_Your goal_
State the number of lines, and only that number, in which the word "Code" appears.

Stored records:

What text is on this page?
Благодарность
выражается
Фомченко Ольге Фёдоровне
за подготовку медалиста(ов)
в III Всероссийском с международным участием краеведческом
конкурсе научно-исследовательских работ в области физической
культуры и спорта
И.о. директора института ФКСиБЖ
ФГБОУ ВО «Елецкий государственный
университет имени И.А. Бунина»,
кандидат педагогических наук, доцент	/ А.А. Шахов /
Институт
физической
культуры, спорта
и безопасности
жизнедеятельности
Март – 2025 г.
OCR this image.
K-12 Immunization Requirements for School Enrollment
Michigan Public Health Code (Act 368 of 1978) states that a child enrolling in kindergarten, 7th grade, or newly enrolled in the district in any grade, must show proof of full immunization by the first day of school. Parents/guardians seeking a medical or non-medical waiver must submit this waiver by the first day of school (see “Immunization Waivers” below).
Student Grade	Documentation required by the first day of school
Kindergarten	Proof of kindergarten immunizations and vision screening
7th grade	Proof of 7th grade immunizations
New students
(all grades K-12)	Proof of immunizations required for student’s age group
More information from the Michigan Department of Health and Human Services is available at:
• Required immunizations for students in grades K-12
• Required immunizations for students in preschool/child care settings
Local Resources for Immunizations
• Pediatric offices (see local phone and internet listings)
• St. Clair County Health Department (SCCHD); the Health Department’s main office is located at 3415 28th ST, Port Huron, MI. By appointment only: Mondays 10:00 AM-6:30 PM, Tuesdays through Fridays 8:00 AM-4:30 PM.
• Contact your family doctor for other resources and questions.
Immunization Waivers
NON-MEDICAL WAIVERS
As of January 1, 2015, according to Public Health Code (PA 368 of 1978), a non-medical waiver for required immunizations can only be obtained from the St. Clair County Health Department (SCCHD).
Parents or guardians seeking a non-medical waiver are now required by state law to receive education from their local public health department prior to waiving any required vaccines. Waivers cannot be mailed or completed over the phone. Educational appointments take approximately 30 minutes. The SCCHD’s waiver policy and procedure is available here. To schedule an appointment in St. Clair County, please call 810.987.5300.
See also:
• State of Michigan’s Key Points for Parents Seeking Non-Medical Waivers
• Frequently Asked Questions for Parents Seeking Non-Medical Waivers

_Correct answer_
2